▸ Exercise prompt
Rewrite everything in the post from "No Sunday Night" down to "the publishing industry.", putting "dust jackets" in place of "book covers".

▸ Extract
----
30 April 2012

No Sunday Night Presidential Press Conference This Year

…unlike last year's event right after the Correspondents' Dinner.

  • Here's a shocking, even horrifying, bit of publishing news this Monday morning: some observers wonder whether American book covers are too generic, and thereby don't do their job of attracting potential end-users. I'm shocked — shocked, I say — to find incompetence in sales forces and strategies in the publishing industry.
  • But that's not nearly as either shocking or horrifying as the Microsoft investment in the Nook as part of a patent settlement. (Presuming, of course, that it passes antitrust scrutiny... which, sad to say, is almost a given.)
  • On Thursday, there will be a hearing on the renewed effort to certify a class in the Google Book Search litigation. This is, in one sense, an improvement over the settlement class attempts: As a preliminary step, it evades almost all of the antitrust issues. (Not all of them, for the publisher class; but that's a subtlety for another time and another few hundred footnotes.) I do not see much real possibility of success, particularly after appellate review. Many of the fundamental problems with the settlement class remain in this attempt:
    1. Numerosity (Fed. R. Civ. P. 23(a)(1)) is not now an issue, and never was. There's no question that thousands of authors and thousands of copyrighted works are at issue.
----
▸ Supplied information
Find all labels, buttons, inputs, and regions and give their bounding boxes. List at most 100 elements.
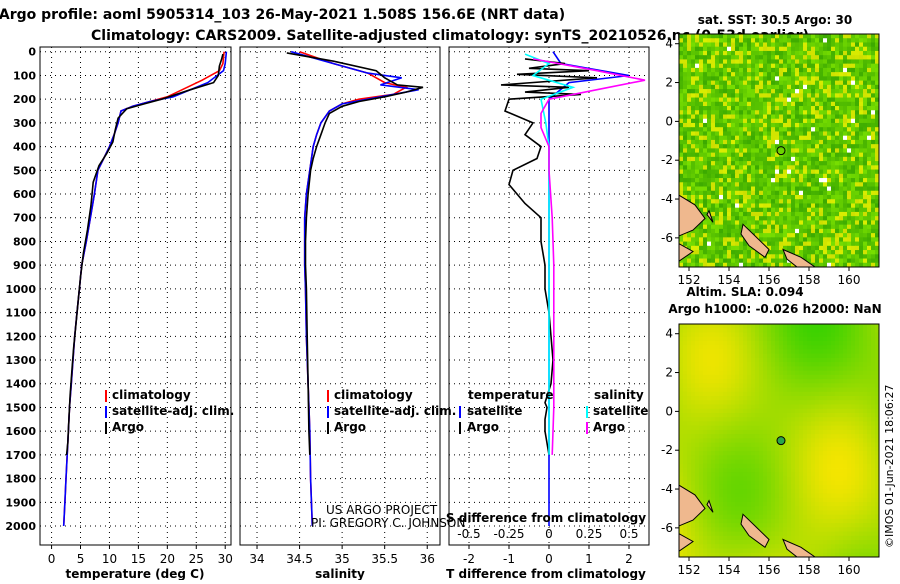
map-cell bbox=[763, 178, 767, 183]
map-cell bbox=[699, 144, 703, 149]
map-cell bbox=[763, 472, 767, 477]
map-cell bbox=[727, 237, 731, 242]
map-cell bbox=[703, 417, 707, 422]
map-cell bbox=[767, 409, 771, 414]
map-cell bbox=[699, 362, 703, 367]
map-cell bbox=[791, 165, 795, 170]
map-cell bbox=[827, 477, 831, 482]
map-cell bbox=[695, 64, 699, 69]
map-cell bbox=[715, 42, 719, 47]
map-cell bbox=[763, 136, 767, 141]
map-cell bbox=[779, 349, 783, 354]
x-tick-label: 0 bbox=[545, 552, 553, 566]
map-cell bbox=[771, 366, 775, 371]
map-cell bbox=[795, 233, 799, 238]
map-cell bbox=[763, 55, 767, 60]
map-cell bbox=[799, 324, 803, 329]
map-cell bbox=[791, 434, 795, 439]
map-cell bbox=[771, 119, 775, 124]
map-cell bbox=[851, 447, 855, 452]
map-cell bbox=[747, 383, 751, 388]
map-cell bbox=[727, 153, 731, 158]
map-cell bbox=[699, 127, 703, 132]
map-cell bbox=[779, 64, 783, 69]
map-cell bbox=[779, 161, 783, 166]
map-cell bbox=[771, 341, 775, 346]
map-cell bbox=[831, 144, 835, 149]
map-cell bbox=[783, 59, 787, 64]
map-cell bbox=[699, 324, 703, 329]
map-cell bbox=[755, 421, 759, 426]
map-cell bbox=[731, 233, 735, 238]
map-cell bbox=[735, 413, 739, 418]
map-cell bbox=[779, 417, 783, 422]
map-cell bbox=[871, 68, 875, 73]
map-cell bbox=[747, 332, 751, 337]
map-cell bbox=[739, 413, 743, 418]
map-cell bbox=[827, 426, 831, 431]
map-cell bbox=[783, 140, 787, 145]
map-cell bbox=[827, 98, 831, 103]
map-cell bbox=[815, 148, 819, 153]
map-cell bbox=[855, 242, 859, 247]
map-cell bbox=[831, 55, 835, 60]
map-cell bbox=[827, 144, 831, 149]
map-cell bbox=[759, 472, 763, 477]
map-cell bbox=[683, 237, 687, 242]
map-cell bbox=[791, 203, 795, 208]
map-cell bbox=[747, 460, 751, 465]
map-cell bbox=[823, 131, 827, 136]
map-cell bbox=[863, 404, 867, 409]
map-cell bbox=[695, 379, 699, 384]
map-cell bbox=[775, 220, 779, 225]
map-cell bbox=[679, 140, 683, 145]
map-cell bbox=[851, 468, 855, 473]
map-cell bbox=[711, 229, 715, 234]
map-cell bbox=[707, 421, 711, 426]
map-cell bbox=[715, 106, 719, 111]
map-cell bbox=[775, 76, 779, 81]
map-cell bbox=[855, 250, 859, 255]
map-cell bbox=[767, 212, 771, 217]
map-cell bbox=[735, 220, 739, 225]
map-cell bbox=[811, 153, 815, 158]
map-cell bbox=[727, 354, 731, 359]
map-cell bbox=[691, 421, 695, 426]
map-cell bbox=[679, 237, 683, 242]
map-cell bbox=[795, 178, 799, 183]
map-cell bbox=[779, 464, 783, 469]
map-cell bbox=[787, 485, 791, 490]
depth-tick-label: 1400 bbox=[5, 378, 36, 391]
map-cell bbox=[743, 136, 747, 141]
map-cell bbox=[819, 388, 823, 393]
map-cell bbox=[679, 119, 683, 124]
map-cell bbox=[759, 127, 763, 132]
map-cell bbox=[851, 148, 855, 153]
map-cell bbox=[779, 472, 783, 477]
----
▸ Exercise result
No Sunday Night Presidential Press Conference This Year

…unlike last year's event right after the Correspondents' Dinner.

  • Here's a shocking, even horrifying, bit of publishing news this Monday morning: some observers wonder whether American dust jackets are too generic, and thereby don't do their job of attracting potential end-users. I'm shocked — shocked, I say — to find incompetence in sales forces and strategies in the publishing industry.